◆ What you have to do:
Transcribe the entries below exactly.

-- START --

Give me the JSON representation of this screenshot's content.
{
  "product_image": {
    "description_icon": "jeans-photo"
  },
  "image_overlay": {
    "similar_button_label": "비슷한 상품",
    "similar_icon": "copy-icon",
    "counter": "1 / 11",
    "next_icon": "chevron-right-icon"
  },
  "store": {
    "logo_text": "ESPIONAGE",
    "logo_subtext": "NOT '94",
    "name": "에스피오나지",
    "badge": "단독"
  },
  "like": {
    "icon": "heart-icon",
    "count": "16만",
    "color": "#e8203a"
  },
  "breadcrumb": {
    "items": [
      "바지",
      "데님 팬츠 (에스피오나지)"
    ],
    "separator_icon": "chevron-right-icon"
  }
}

-- END --

◆ Solution:
Give me the JSON representation of this screenshot's content.
{
  "product_image": {
    "description_icon": "jeans-photo"
  },
  "image_overlay": {
    "similar_button_label": "비슷한 상품",
    "similar_icon": "copy-icon",
    "counter": "1 / 11",
    "next_icon": "chevron-right-icon"
  },
  "store": {
    "logo_text": "ESPIONAGE",
    "logo_subtext": "NOT '94",
    "name": "에스피오나지",
    "badge": "단독"
  },
  "like": {
    "icon": "heart-icon",
    "count": "16만",
    "color": "#e8203a"
  },
  "breadcrumb": {
    "items": [
      "바지",
      "데님 팬츠 (에스피오나지)"
    ],
    "separator_icon": "chevron-right-icon"
  }
}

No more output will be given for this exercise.